## TO DO
Reproduce the full listing that appears beneath this instruction exactly.

## EXTRACTED ENTRIES
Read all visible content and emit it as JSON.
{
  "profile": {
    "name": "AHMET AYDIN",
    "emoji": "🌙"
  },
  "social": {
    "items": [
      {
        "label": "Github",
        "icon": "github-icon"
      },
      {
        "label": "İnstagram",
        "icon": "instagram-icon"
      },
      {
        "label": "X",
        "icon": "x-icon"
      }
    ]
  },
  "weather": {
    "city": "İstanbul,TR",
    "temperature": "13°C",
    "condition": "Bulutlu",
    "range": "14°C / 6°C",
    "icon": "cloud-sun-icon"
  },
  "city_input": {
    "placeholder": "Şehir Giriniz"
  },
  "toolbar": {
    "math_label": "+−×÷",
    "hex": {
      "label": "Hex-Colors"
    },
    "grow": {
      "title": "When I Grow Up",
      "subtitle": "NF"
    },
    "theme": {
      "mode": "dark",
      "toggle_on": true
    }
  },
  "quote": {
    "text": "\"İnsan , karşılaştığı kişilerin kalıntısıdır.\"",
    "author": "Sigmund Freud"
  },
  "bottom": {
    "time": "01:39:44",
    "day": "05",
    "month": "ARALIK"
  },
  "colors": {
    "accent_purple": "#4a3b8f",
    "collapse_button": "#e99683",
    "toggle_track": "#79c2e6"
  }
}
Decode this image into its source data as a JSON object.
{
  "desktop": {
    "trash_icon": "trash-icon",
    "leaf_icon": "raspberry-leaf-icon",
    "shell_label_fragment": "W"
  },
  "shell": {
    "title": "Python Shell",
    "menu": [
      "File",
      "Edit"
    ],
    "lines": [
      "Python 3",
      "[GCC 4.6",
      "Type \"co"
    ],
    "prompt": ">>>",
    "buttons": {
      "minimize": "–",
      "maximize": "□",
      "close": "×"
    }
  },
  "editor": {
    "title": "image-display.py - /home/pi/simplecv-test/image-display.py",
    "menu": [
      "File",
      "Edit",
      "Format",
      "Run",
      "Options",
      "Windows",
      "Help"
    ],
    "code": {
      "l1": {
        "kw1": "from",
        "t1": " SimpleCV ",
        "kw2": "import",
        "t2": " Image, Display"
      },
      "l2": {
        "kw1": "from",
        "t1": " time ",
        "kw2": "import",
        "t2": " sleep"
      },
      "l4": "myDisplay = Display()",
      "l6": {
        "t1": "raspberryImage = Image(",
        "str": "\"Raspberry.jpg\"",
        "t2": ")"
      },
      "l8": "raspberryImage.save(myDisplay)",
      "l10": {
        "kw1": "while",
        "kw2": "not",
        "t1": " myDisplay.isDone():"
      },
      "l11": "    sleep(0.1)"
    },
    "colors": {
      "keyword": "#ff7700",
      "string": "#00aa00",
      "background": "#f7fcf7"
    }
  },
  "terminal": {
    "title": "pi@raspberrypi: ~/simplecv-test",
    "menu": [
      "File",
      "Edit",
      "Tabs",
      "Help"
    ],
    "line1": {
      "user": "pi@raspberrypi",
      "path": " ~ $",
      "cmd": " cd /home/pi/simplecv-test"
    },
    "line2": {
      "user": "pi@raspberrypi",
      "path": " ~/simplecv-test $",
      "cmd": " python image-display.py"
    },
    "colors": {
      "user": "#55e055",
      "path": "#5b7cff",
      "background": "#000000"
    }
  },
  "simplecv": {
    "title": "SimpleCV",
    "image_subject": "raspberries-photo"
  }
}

## FINISHED TASK
Read all visible content and emit it as JSON.
{
  "profile": {
    "name": "AHMET AYDIN",
    "emoji": "🌙"
  },
  "social": {
    "items": [
      {
        "label": "Github",
        "icon": "github-icon"
      },
      {
        "label": "İnstagram",
        "icon": "instagram-icon"
      },
      {
        "label": "X",
        "icon": "x-icon"
      }
    ]
  },
  "weather": {
    "city": "İstanbul,TR",
    "temperature": "13°C",
    "condition": "Bulutlu",
    "range": "14°C / 6°C",
    "icon": "cloud-sun-icon"
  },
  "city_input": {
    "placeholder": "Şehir Giriniz"
  },
  "toolbar": {
    "math_label": "+−×÷",
    "hex": {
      "label": "Hex-Colors"
    },
    "grow": {
      "title": "When I Grow Up",
      "subtitle": "NF"
    },
    "theme": {
      "mode": "dark",
      "toggle_on": true
    }
  },
  "quote": {
    "text": "\"İnsan , karşılaştığı kişilerin kalıntısıdır.\"",
    "author": "Sigmund Freud"
  },
  "bottom": {
    "time": "01:39:44",
    "day": "05",
    "month": "ARALIK"
  },
  "colors": {
    "accent_purple": "#4a3b8f",
    "collapse_button": "#e99683",
    "toggle_track": "#79c2e6"
  }
}
Decode this image into its source data as a JSON object.
{
  "desktop": {
    "trash_icon": "trash-icon",
    "leaf_icon": "raspberry-leaf-icon",
    "shell_label_fragment": "W"
  },
  "shell": {
    "title": "Python Shell",
    "menu": [
      "File",
      "Edit"
    ],
    "lines": [
      "Python 3",
      "[GCC 4.6",
      "Type \"co"
    ],
    "prompt": ">>>",
    "buttons": {
      "minimize": "–",
      "maximize": "□",
      "close": "×"
    }
  },
  "editor": {
    "title": "image-display.py - /home/pi/simplecv-test/image-display.py",
    "menu": [
      "File",
      "Edit",
      "Format",
      "Run",
      "Options",
      "Windows",
      "Help"
    ],
    "code": {
      "l1": {
        "kw1": "from",
        "t1": " SimpleCV ",
        "kw2": "import",
        "t2": " Image, Display"
      },
      "l2": {
        "kw1": "from",
        "t1": " time ",
        "kw2": "import",
        "t2": " sleep"
      },
      "l4": "myDisplay = Display()",
      "l6": {
        "t1": "raspberryImage = Image(",
        "str": "\"Raspberry.jpg\"",
        "t2": ")"
      },
      "l8": "raspberryImage.save(myDisplay)",
      "l10": {
        "kw1": "while",
        "kw2": "not",
        "t1": " myDisplay.isDone():"
      },
      "l11": "    sleep(0.1)"
    },
    "colors": {
      "keyword": "#ff7700",
      "string": "#00aa00",
      "background": "#f7fcf7"
    }
  },
  "terminal": {
    "title": "pi@raspberrypi: ~/simplecv-test",
    "menu": [
      "File",
      "Edit",
      "Tabs",
      "Help"
    ],
    "line1": {
      "user": "pi@raspberrypi",
      "path": " ~ $",
      "cmd": " cd /home/pi/simplecv-test"
    },
    "line2": {
      "user": "pi@raspberrypi",
      "path": " ~/simplecv-test $",
      "cmd": " python image-display.py"
    },
    "colors": {
      "user": "#55e055",
      "path": "#5b7cff",
      "background": "#000000"
    }
  },
  "simplecv": {
    "title": "SimpleCV",
    "image_subject": "raspberries-photo"
  }
}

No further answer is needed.